## Records for the task:
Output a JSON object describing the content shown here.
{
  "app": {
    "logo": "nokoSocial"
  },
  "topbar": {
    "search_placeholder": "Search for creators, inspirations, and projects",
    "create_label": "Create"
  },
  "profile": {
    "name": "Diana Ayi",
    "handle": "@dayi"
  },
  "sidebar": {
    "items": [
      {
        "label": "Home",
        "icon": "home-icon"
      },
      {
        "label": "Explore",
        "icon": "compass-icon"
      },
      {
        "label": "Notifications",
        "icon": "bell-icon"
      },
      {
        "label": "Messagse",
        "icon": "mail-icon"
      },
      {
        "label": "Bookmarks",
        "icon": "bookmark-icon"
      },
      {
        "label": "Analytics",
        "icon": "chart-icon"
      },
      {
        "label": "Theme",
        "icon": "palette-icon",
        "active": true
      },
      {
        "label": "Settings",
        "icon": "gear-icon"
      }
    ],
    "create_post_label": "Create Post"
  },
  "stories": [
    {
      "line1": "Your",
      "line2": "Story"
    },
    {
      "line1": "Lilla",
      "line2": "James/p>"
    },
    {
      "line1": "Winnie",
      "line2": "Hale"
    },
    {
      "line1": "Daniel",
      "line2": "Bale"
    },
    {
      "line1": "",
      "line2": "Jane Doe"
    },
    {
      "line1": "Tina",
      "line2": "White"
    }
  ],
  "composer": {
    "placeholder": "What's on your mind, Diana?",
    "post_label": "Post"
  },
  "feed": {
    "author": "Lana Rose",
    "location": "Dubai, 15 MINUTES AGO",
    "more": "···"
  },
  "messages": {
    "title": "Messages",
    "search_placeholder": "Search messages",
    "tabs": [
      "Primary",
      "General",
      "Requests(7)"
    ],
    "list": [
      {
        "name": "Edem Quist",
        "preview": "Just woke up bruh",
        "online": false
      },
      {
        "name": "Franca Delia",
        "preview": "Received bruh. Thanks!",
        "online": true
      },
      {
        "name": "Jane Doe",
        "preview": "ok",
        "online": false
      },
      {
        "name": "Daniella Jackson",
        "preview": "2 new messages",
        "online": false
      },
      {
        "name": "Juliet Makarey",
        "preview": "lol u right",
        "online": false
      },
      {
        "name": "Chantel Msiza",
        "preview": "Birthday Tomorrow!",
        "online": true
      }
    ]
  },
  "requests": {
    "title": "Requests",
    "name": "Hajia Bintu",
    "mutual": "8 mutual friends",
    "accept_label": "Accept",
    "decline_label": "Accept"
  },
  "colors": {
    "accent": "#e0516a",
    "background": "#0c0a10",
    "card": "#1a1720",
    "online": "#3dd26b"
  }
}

## Task:
Identify how many lines in the entries above contain the word "Post" and provide only that figure.

## Exercise result:
2